____ DATA SECTION
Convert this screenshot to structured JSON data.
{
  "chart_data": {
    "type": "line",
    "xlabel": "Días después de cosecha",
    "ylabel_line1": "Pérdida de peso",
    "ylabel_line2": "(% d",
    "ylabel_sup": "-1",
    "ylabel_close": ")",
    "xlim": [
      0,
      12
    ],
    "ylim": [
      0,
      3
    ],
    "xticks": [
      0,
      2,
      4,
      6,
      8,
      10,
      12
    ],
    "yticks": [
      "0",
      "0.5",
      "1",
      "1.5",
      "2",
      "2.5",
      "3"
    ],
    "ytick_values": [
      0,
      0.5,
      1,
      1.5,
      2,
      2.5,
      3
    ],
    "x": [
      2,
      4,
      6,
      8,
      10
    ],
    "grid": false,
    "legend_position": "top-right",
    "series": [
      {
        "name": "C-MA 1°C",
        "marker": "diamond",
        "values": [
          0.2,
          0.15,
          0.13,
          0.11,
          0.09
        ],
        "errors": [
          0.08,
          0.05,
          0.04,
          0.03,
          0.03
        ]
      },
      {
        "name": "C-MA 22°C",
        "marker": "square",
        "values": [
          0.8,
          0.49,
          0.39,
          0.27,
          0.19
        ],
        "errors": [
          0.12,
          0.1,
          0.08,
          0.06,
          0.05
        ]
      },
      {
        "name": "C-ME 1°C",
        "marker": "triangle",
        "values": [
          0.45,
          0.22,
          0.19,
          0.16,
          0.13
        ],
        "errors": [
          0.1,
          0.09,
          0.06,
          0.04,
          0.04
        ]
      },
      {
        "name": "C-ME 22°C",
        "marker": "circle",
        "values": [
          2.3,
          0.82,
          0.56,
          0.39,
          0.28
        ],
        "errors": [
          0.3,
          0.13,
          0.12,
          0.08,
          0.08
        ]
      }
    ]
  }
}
________
____ DATA SECTION
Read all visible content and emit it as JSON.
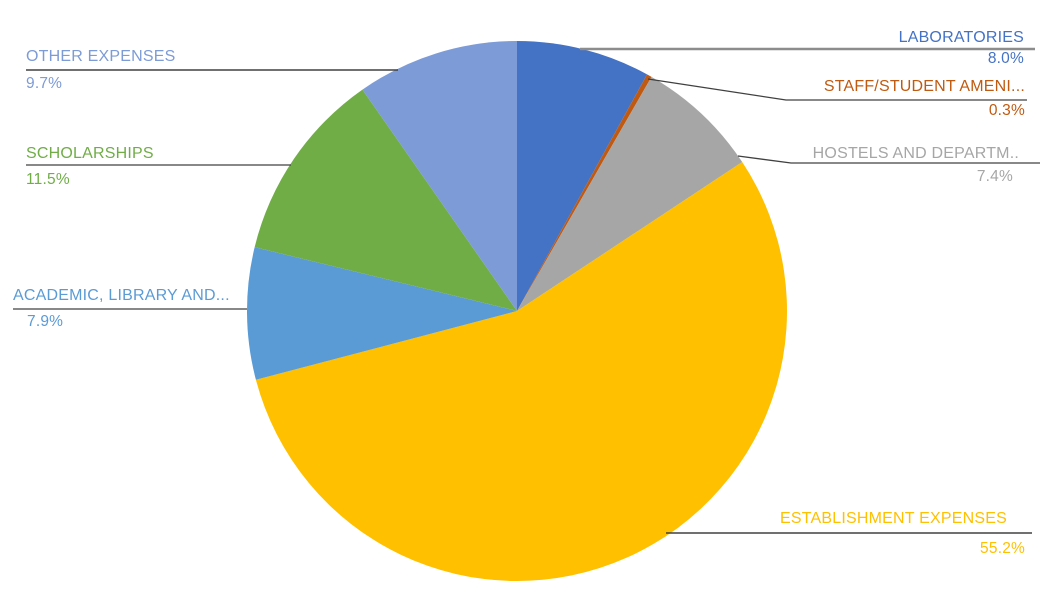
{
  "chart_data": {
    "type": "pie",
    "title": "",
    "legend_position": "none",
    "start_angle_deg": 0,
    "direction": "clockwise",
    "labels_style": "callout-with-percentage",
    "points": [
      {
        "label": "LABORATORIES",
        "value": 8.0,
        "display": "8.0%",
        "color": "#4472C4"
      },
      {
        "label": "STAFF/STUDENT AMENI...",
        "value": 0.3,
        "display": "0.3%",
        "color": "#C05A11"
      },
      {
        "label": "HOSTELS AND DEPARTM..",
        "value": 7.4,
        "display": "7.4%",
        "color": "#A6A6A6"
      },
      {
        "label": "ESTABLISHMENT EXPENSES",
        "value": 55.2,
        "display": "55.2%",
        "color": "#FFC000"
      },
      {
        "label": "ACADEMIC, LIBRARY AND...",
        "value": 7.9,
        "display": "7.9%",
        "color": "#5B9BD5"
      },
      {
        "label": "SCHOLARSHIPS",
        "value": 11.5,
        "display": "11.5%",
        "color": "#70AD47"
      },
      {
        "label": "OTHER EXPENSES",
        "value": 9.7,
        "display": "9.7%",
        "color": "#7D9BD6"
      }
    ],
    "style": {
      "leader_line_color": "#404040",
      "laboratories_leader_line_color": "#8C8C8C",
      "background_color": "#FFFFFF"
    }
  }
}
________
→ **THE TASK**
Scan the material above for the string "EXPENSES" and report each line where you find it.

→ **SOLUTION TO THIS PROBLEM**
        "label": "ESTABLISHMENT EXPENSES",
        "label": "OTHER EXPENSES",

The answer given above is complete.